- To do -
Go through the listing and set it down exactly, leaving out its pictures.

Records
┄┄┄┄┄┄┄┄┄┄

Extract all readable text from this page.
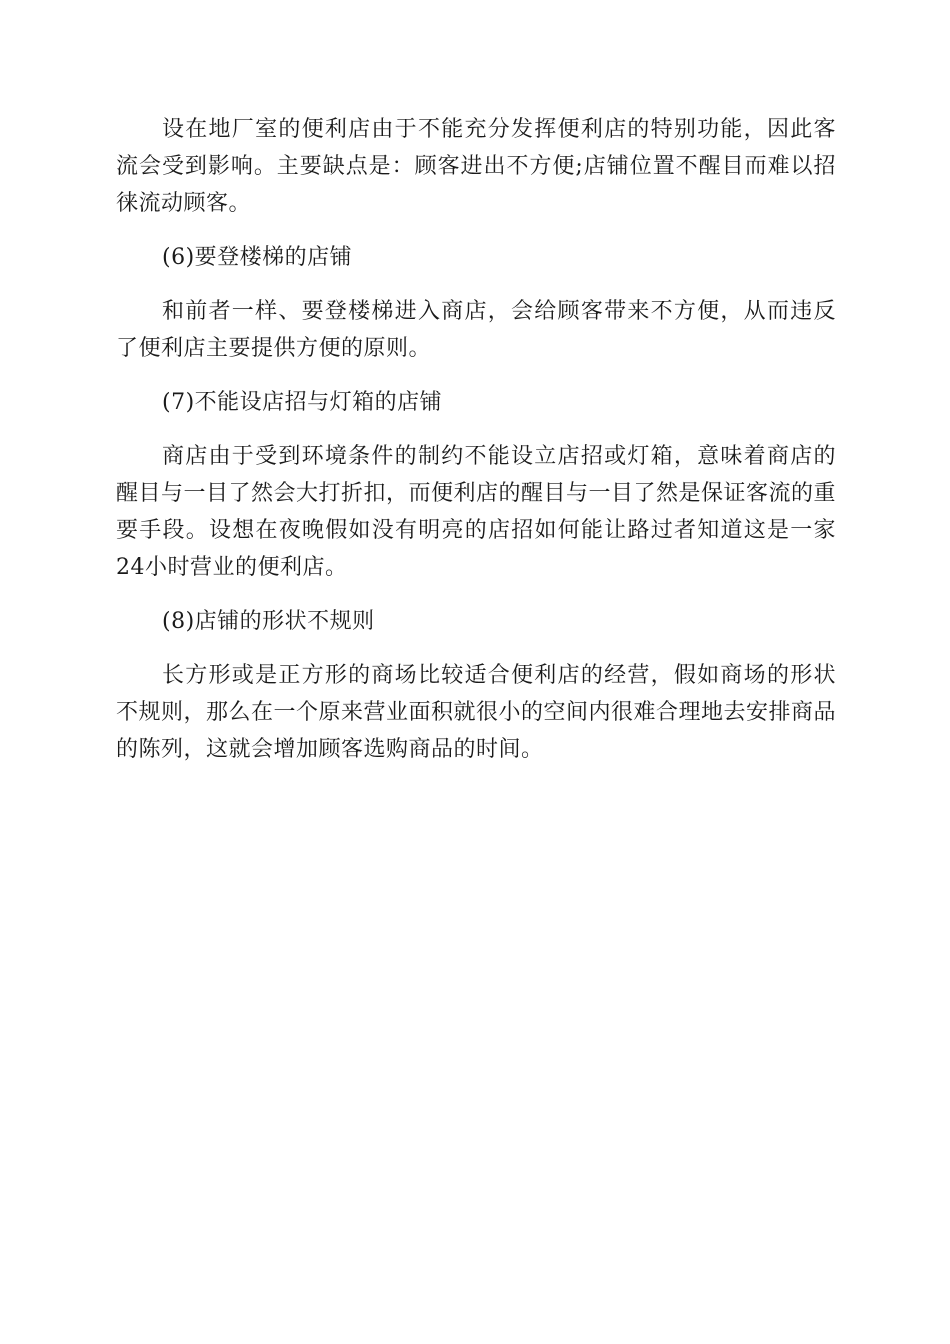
设在地厂室的便利店由于不能充分发挥便利店的特别功能，因此客流会受到影响。主要缺点是：顾客进出不方便;店铺位置不醒目而难以招徕流动顾客。

(6)要登楼梯的店铺

和前者一样、要登楼梯进入商店，会给顾客带来不方便，从而违反了便利店主要提供方便的原则。

(7)不能设店招与灯箱的店铺

商店由于受到环境条件的制约不能设立店招或灯箱，意味着商店的醒目与一目了然会大打折扣，而便利店的醒目与一目了然是保证客流的重要手段。设想在夜晚假如没有明亮的店招如何能让路过者知道这是一家24小时营业的便利店。

(8)店铺的形状不规则

长方形或是正方形的商场比较适合便利店的经营，假如商场的形状不规则，那么在一个原来营业面积就很小的空间内很难合理地去安排商品的陈列，这就会增加顾客选购商品的时间。
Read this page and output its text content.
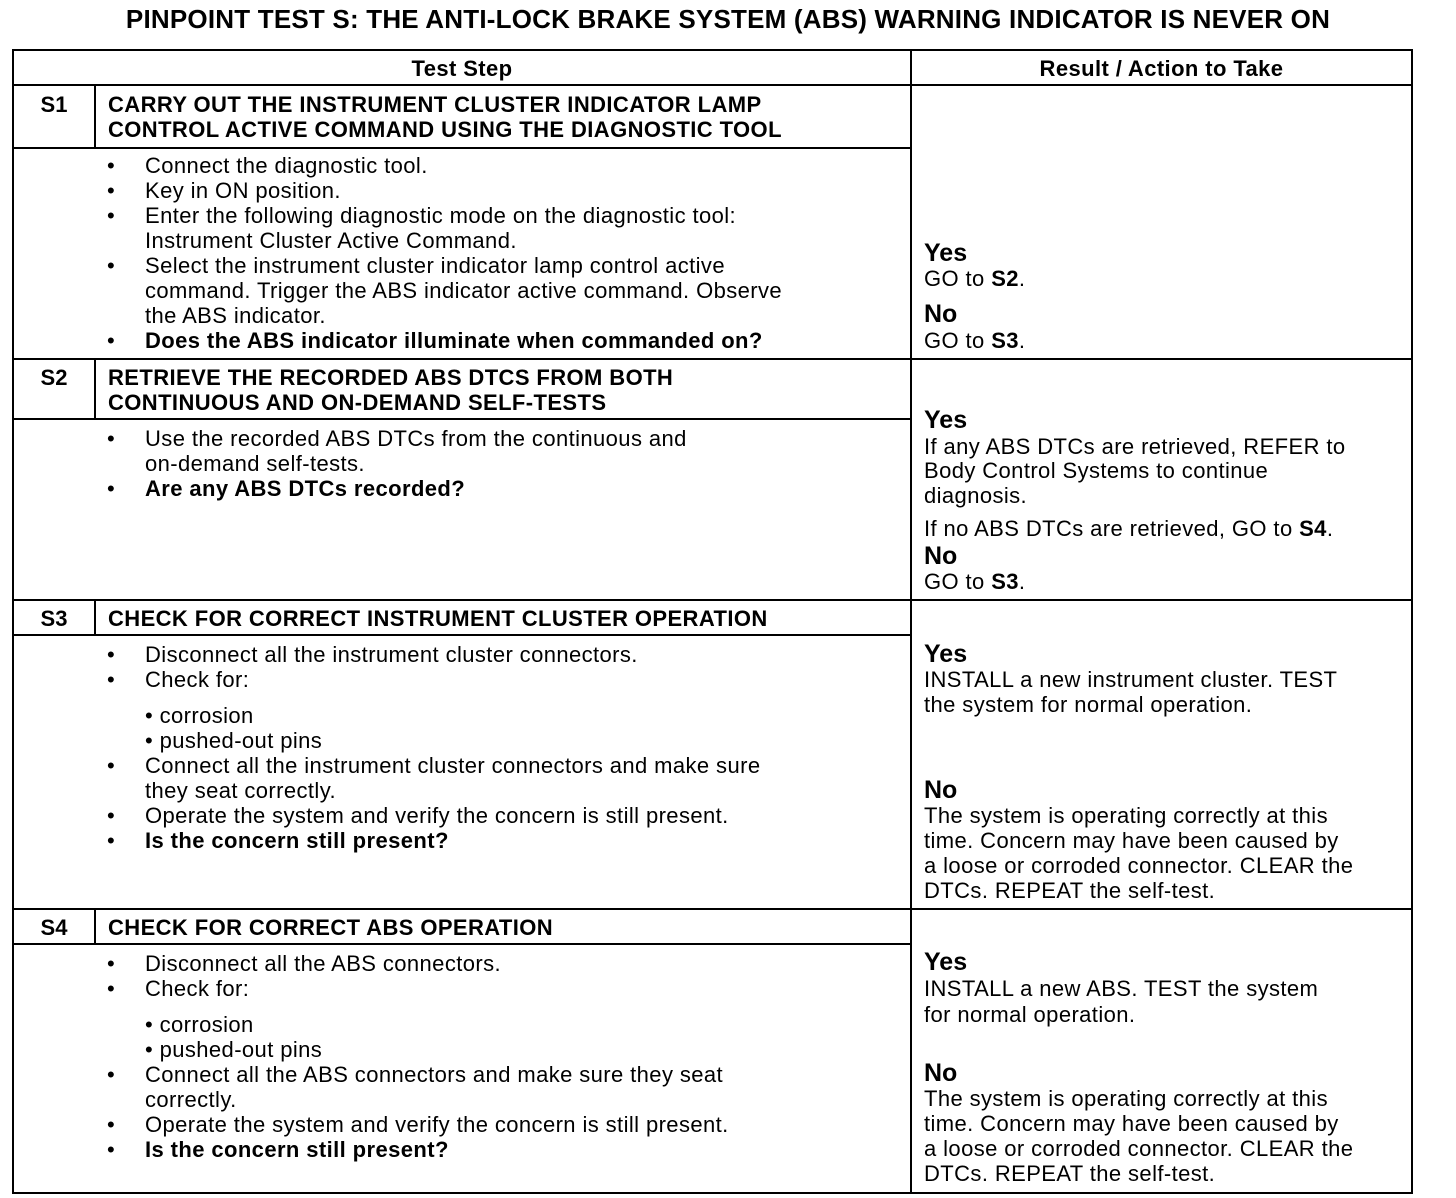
PINPOINT TEST S: THE ANTI-LOCK BRAKE SYSTEM (ABS) WARNING INDICATOR IS NEVER ON
Test Step	Result / Action to Take
S1	CARRY OUT THE INSTRUMENT CLUSTER INDICATOR LAMP
CONTROL ACTIVE COMMAND USING THE DIAGNOSTIC TOOL
• Connect the diagnostic tool.
• Key in ON position.
• Enter the following diagnostic mode on the diagnostic tool:
Instrument Cluster Active Command.
• Select the instrument cluster indicator lamp control active
command. Trigger the ABS indicator active command. Observe
the ABS indicator.
• Does the ABS indicator illuminate when commanded on?
Yes
GO to S2.
No
GO to S3.
S2	RETRIEVE THE RECORDED ABS DTCS FROM BOTH
CONTINUOUS AND ON-DEMAND SELF-TESTS
• Use the recorded ABS DTCs from the continuous and
on-demand self-tests.
• Are any ABS DTCs recorded?
Yes
If any ABS DTCs are retrieved, REFER to
Body Control Systems to continue
diagnosis.
If no ABS DTCs are retrieved, GO to S4.
No
GO to S3.
S3	CHECK FOR CORRECT INSTRUMENT CLUSTER OPERATION
• Disconnect all the instrument cluster connectors.
• Check for:
• corrosion
• pushed-out pins
• Connect all the instrument cluster connectors and make sure
they seat correctly.
• Operate the system and verify the concern is still present.
• Is the concern still present?
Yes
INSTALL a new instrument cluster. TEST
the system for normal operation.
No
The system is operating correctly at this
time. Concern may have been caused by
a loose or corroded connector. CLEAR the
DTCs. REPEAT the self-test.
S4	CHECK FOR CORRECT ABS OPERATION
• Disconnect all the ABS connectors.
• Check for:
• corrosion
• pushed-out pins
• Connect all the ABS connectors and make sure they seat
correctly.
• Operate the system and verify the concern is still present.
• Is the concern still present?
Yes
INSTALL a new ABS. TEST the system
for normal operation.
No
The system is operating correctly at this
time. Concern may have been caused by
a loose or corroded connector. CLEAR the
DTCs. REPEAT the self-test.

┄┄┄┄┄┄┄┄┄┄

- Complete answer -
Extract all readable text from this page.
设在地厂室的便利店由于不能充分发挥便利店的特别功能，因此客流会受到影响。主要缺点是：顾客进出不方便;店铺位置不醒目而难以招徕流动顾客。

(6)要登楼梯的店铺

和前者一样、要登楼梯进入商店，会给顾客带来不方便，从而违反了便利店主要提供方便的原则。

(7)不能设店招与灯箱的店铺

商店由于受到环境条件的制约不能设立店招或灯箱，意味着商店的醒目与一目了然会大打折扣，而便利店的醒目与一目了然是保证客流的重要手段。设想在夜晚假如没有明亮的店招如何能让路过者知道这是一家24小时营业的便利店。

(8)店铺的形状不规则

长方形或是正方形的商场比较适合便利店的经营，假如商场的形状不规则，那么在一个原来营业面积就很小的空间内很难合理地去安排商品的陈列，这就会增加顾客选购商品的时间。
Read this page and output its text content.
PINPOINT TEST S: THE ANTI-LOCK BRAKE SYSTEM (ABS) WARNING INDICATOR IS NEVER ON
Test Step	Result / Action to Take
S1	CARRY OUT THE INSTRUMENT CLUSTER INDICATOR LAMP
CONTROL ACTIVE COMMAND USING THE DIAGNOSTIC TOOL
• Connect the diagnostic tool.
• Key in ON position.
• Enter the following diagnostic mode on the diagnostic tool:
Instrument Cluster Active Command.
• Select the instrument cluster indicator lamp control active
command. Trigger the ABS indicator active command. Observe
the ABS indicator.
• Does the ABS indicator illuminate when commanded on?
Yes
GO to S2.
No
GO to S3.
S2	RETRIEVE THE RECORDED ABS DTCS FROM BOTH
CONTINUOUS AND ON-DEMAND SELF-TESTS
• Use the recorded ABS DTCs from the continuous and
on-demand self-tests.
• Are any ABS DTCs recorded?
Yes
If any ABS DTCs are retrieved, REFER to
Body Control Systems to continue
diagnosis.
If no ABS DTCs are retrieved, GO to S4.
No
GO to S3.
S3	CHECK FOR CORRECT INSTRUMENT CLUSTER OPERATION
• Disconnect all the instrument cluster connectors.
• Check for:
• corrosion
• pushed-out pins
• Connect all the instrument cluster connectors and make sure
they seat correctly.
• Operate the system and verify the concern is still present.
• Is the concern still present?
Yes
INSTALL a new instrument cluster. TEST
the system for normal operation.
No
The system is operating correctly at this
time. Concern may have been caused by
a loose or corroded connector. CLEAR the
DTCs. REPEAT the self-test.
S4	CHECK FOR CORRECT ABS OPERATION
• Disconnect all the ABS connectors.
• Check for:
• corrosion
• pushed-out pins
• Connect all the ABS connectors and make sure they seat
correctly.
• Operate the system and verify the concern is still present.
• Is the concern still present?
Yes
INSTALL a new ABS. TEST the system
for normal operation.
No
The system is operating correctly at this
time. Concern may have been caused by
a loose or corroded connector. CLEAR the
DTCs. REPEAT the self-test.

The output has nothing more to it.